### Task statement
Reproduce each line from the records that holds "name".

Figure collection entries
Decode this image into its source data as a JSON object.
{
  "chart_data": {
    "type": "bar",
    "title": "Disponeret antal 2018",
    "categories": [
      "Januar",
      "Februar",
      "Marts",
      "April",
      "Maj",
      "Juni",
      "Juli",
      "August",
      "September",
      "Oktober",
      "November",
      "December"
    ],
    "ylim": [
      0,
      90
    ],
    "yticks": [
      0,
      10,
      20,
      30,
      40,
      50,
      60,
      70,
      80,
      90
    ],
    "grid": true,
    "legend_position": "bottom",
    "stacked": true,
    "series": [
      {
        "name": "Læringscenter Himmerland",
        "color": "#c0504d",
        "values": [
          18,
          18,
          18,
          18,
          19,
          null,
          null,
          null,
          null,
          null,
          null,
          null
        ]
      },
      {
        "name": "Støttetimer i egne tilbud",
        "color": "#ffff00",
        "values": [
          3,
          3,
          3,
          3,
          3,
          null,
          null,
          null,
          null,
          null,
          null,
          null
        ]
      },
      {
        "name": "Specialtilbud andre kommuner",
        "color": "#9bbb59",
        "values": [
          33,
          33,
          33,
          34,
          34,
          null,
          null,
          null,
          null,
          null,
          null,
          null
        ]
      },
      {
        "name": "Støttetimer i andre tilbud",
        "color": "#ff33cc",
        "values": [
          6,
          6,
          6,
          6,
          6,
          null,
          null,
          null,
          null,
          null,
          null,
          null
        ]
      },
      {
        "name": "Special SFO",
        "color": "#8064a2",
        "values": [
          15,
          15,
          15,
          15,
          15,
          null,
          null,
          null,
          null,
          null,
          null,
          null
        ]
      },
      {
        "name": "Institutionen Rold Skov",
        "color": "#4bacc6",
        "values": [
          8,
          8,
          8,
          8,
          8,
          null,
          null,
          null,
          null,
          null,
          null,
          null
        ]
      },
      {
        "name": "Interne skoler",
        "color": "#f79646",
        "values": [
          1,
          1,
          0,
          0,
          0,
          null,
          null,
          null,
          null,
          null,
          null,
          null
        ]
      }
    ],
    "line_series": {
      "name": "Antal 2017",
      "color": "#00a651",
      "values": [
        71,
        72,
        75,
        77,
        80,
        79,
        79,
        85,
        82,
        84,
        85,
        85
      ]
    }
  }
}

### Correct output
        "name": "Læringscenter Himmerland",
        "name": "Støttetimer i egne tilbud",
        "name": "Specialtilbud andre kommuner",
        "name": "Støttetimer i andre tilbud",
        "name": "Special SFO",
        "name": "Institutionen Rold Skov",
        "name": "Interne skoler",
      "name": "Antal 2017",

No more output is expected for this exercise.